→ **Exercise requirements**
Repeat the material below word for word and leave out all pictures.

→ **Items**

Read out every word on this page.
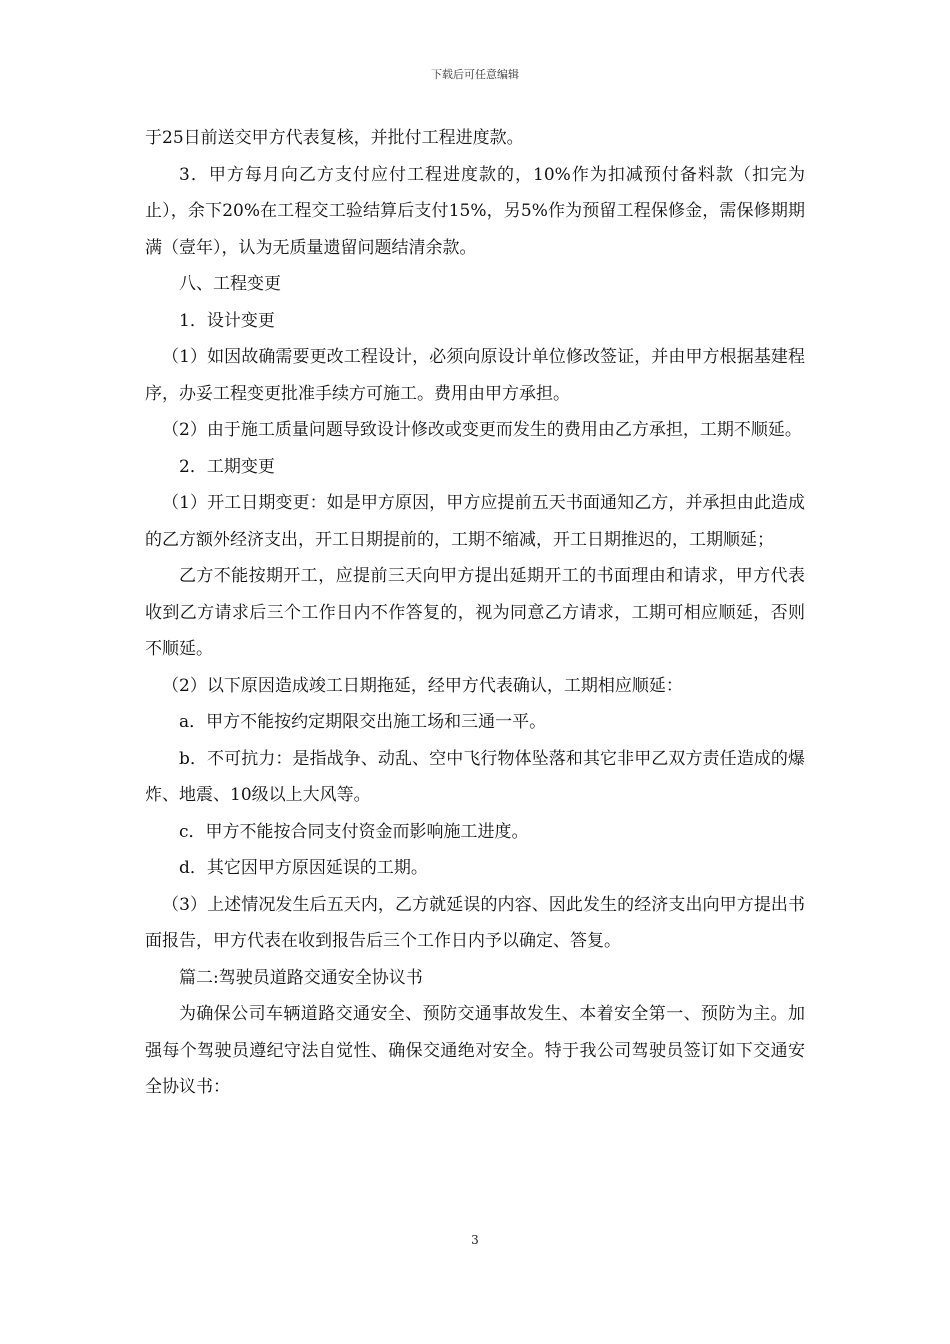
下载后可任意编辑

于25日前送交甲方代表复核，并批付工程进度款。

3．甲方每月向乙方支付应付工程进度款的，10%作为扣减预付备料款（扣完为止），余下20%在工程交工验结算后支付15%，另5%作为预留工程保修金，需保修期期满（壹年），认为无质量遗留问题结清余款。

八、工程变更

1．设计变更

（1）如因故确需要更改工程设计，必须向原设计单位修改签证，并由甲方根据基建程序，办妥工程变更批准手续方可施工。费用由甲方承担。

（2）由于施工质量问题导致设计修改或变更而发生的费用由乙方承担，工期不顺延。

2．工期变更

（1）开工日期变更：如是甲方原因，甲方应提前五天书面通知乙方，并承担由此造成的乙方额外经济支出，开工日期提前的，工期不缩减，开工日期推迟的，工期顺延；

乙方不能按期开工，应提前三天向甲方提出延期开工的书面理由和请求，甲方代表收到乙方请求后三个工作日内不作答复的，视为同意乙方请求，工期可相应顺延，否则不顺延。

（2）以下原因造成竣工日期拖延，经甲方代表确认，工期相应顺延：

a．甲方不能按约定期限交出施工场和三通一平。

b．不可抗力：是指战争、动乱、空中飞行物体坠落和其它非甲乙双方责任造成的爆炸、地震、10级以上大风等。

c．甲方不能按合同支付资金而影响施工进度。

d．其它因甲方原因延误的工期。

（3）上述情况发生后五天内，乙方就延误的内容、因此发生的经济支出向甲方提出书面报告，甲方代表在收到报告后三个工作日内予以确定、答复。

篇二:驾驶员道路交通安全协议书

为确保公司车辆道路交通安全、预防交通事故发生、本着安全第一、预防为主。加强每个驾驶员遵纪守法自觉性、确保交通绝对安全。特于我公司驾驶员签订如下交通安全协议书：

3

→ **Result**
Read out every word on this page.
下载后可任意编辑

于25日前送交甲方代表复核，并批付工程进度款。

3．甲方每月向乙方支付应付工程进度款的，10%作为扣减预付备料款（扣完为止），余下20%在工程交工验结算后支付15%，另5%作为预留工程保修金，需保修期期满（壹年），认为无质量遗留问题结清余款。

八、工程变更

1．设计变更

（1）如因故确需要更改工程设计，必须向原设计单位修改签证，并由甲方根据基建程序，办妥工程变更批准手续方可施工。费用由甲方承担。

（2）由于施工质量问题导致设计修改或变更而发生的费用由乙方承担，工期不顺延。

2．工期变更

（1）开工日期变更：如是甲方原因，甲方应提前五天书面通知乙方，并承担由此造成的乙方额外经济支出，开工日期提前的，工期不缩减，开工日期推迟的，工期顺延；

乙方不能按期开工，应提前三天向甲方提出延期开工的书面理由和请求，甲方代表收到乙方请求后三个工作日内不作答复的，视为同意乙方请求，工期可相应顺延，否则不顺延。

（2）以下原因造成竣工日期拖延，经甲方代表确认，工期相应顺延：

a．甲方不能按约定期限交出施工场和三通一平。

b．不可抗力：是指战争、动乱、空中飞行物体坠落和其它非甲乙双方责任造成的爆炸、地震、10级以上大风等。

c．甲方不能按合同支付资金而影响施工进度。

d．其它因甲方原因延误的工期。

（3）上述情况发生后五天内，乙方就延误的内容、因此发生的经济支出向甲方提出书面报告，甲方代表在收到报告后三个工作日内予以确定、答复。

篇二:驾驶员道路交通安全协议书

为确保公司车辆道路交通安全、预防交通事故发生、本着安全第一、预防为主。加强每个驾驶员遵纪守法自觉性、确保交通绝对安全。特于我公司驾驶员签订如下交通安全协议书：

3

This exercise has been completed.